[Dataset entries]
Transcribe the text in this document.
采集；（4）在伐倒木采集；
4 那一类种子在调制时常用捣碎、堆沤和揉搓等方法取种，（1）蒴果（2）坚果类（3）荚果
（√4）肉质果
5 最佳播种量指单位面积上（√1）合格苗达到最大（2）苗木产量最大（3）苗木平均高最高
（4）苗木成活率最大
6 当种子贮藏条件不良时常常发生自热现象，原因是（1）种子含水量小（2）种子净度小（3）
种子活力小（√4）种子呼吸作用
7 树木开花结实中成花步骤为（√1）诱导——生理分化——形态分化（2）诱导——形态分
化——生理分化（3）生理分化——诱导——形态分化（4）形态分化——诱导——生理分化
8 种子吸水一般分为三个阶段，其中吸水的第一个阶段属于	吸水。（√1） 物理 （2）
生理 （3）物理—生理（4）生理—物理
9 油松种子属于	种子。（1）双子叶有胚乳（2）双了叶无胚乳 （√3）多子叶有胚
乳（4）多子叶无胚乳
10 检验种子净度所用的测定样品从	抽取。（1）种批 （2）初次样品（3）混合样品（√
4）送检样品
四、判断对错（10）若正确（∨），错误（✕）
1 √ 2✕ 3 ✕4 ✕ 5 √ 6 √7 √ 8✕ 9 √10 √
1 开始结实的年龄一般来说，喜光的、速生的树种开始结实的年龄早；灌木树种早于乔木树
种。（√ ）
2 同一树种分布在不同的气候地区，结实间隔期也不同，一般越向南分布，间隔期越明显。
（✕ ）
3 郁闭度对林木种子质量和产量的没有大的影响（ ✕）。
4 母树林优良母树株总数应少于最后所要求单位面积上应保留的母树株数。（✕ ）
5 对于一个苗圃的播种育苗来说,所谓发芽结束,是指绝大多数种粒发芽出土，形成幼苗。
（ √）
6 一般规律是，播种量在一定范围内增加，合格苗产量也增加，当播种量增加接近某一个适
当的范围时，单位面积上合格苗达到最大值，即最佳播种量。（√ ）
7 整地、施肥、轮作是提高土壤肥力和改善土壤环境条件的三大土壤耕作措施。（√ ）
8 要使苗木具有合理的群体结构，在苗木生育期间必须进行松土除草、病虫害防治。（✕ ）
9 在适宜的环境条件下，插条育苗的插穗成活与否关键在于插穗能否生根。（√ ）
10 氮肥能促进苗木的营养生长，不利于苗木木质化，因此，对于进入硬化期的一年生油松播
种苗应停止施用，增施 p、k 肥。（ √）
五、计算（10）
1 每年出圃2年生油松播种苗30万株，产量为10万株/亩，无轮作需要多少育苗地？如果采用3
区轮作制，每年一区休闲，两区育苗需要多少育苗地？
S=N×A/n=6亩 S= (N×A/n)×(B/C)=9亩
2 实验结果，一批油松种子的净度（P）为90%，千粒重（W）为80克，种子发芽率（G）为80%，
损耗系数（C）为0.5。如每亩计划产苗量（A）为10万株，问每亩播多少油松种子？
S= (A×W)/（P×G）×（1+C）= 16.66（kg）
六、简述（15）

Exercise task - Reproduce the records word for word.

Solution -
Transcribe the text in this document.
采集；（4）在伐倒木采集；
4 那一类种子在调制时常用捣碎、堆沤和揉搓等方法取种，（1）蒴果（2）坚果类（3）荚果
（√4）肉质果
5 最佳播种量指单位面积上（√1）合格苗达到最大（2）苗木产量最大（3）苗木平均高最高
（4）苗木成活率最大
6 当种子贮藏条件不良时常常发生自热现象，原因是（1）种子含水量小（2）种子净度小（3）
种子活力小（√4）种子呼吸作用
7 树木开花结实中成花步骤为（√1）诱导——生理分化——形态分化（2）诱导——形态分
化——生理分化（3）生理分化——诱导——形态分化（4）形态分化——诱导——生理分化
8 种子吸水一般分为三个阶段，其中吸水的第一个阶段属于	吸水。（√1） 物理 （2）
生理 （3）物理—生理（4）生理—物理
9 油松种子属于	种子。（1）双子叶有胚乳（2）双了叶无胚乳 （√3）多子叶有胚
乳（4）多子叶无胚乳
10 检验种子净度所用的测定样品从	抽取。（1）种批 （2）初次样品（3）混合样品（√
4）送检样品
四、判断对错（10）若正确（∨），错误（✕）
1 √ 2✕ 3 ✕4 ✕ 5 √ 6 √7 √ 8✕ 9 √10 √
1 开始结实的年龄一般来说，喜光的、速生的树种开始结实的年龄早；灌木树种早于乔木树
种。（√ ）
2 同一树种分布在不同的气候地区，结实间隔期也不同，一般越向南分布，间隔期越明显。
（✕ ）
3 郁闭度对林木种子质量和产量的没有大的影响（ ✕）。
4 母树林优良母树株总数应少于最后所要求单位面积上应保留的母树株数。（✕ ）
5 对于一个苗圃的播种育苗来说,所谓发芽结束,是指绝大多数种粒发芽出土，形成幼苗。
（ √）
6 一般规律是，播种量在一定范围内增加，合格苗产量也增加，当播种量增加接近某一个适
当的范围时，单位面积上合格苗达到最大值，即最佳播种量。（√ ）
7 整地、施肥、轮作是提高土壤肥力和改善土壤环境条件的三大土壤耕作措施。（√ ）
8 要使苗木具有合理的群体结构，在苗木生育期间必须进行松土除草、病虫害防治。（✕ ）
9 在适宜的环境条件下，插条育苗的插穗成活与否关键在于插穗能否生根。（√ ）
10 氮肥能促进苗木的营养生长，不利于苗木木质化，因此，对于进入硬化期的一年生油松播
种苗应停止施用，增施 p、k 肥。（ √）
五、计算（10）
1 每年出圃2年生油松播种苗30万株，产量为10万株/亩，无轮作需要多少育苗地？如果采用3
区轮作制，每年一区休闲，两区育苗需要多少育苗地？
S=N×A/n=6亩 S= (N×A/n)×(B/C)=9亩
2 实验结果，一批油松种子的净度（P）为90%，千粒重（W）为80克，种子发芽率（G）为80%，
损耗系数（C）为0.5。如每亩计划产苗量（A）为10万株，问每亩播多少油松种子？
S= (A×W)/（P×G）×（1+C）= 16.66（kg）
六、简述（15）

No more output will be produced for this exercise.